[Figure contents as structured data]
** begin **
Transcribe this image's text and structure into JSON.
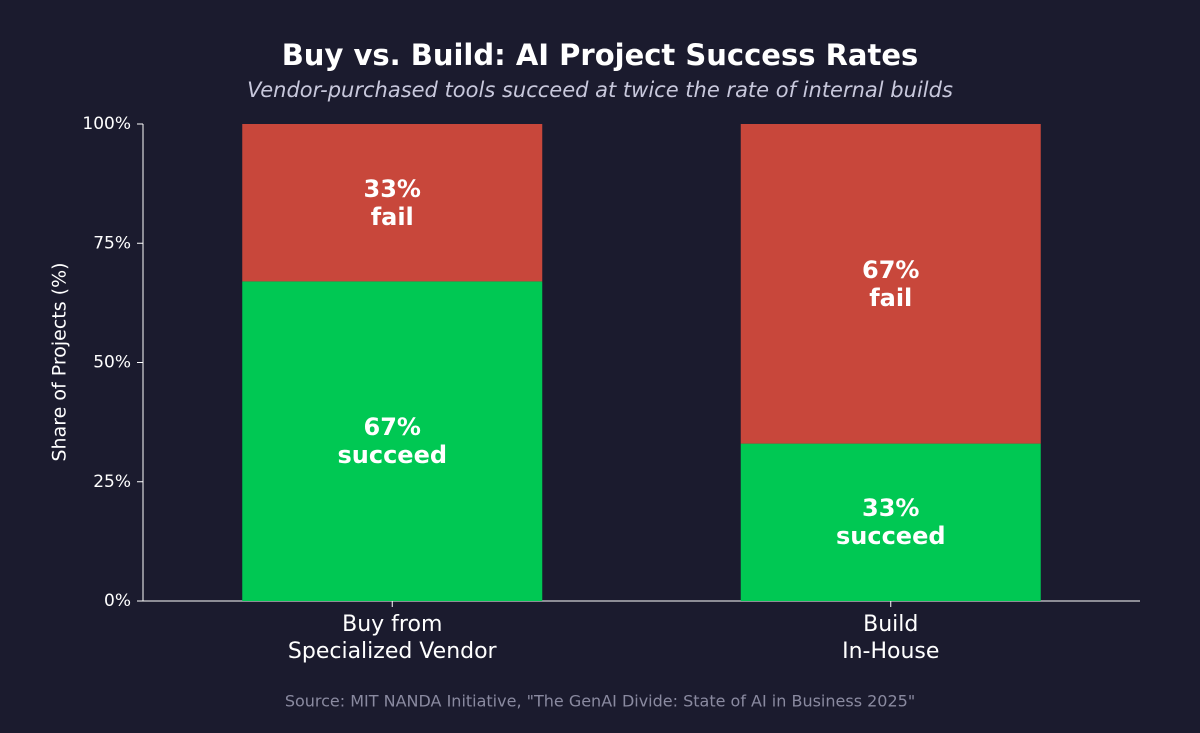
{
  "chart_data": {
    "type": "stacked_bar",
    "title": "Buy vs. Build: AI Project Success Rates",
    "subtitle": "Vendor-purchased tools succeed at twice the rate of internal builds",
    "y_label": "Share of Projects (%)",
    "source": "Source: MIT NANDA Initiative, \"The GenAI Divide: State of AI in Business 2025\"",
    "categories": [
      "Buy from\nSpecialized Vendor",
      "Build\nIn-House"
    ],
    "series": [
      {
        "name": "succeed",
        "color": "#00c853",
        "values": [
          67,
          33
        ],
        "value_labels": [
          "67%",
          "33%"
        ]
      },
      {
        "name": "fail",
        "color": "#c8473b",
        "values": [
          33,
          67
        ],
        "value_labels": [
          "33%",
          "67%"
        ]
      }
    ],
    "ylim": [
      0,
      100
    ],
    "yticks": [
      {
        "value": 0,
        "label": "0%"
      },
      {
        "value": 25,
        "label": "25%"
      },
      {
        "value": 50,
        "label": "50%"
      },
      {
        "value": 75,
        "label": "75%"
      },
      {
        "value": 100,
        "label": "100%"
      }
    ]
  }
}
** end **
Task to complete | Copy down every line of the material above that includes the string "succeed".

Task output |
    "subtitle": "Vendor-purchased tools succeed at twice the rate of internal builds",
        "name": "succeed",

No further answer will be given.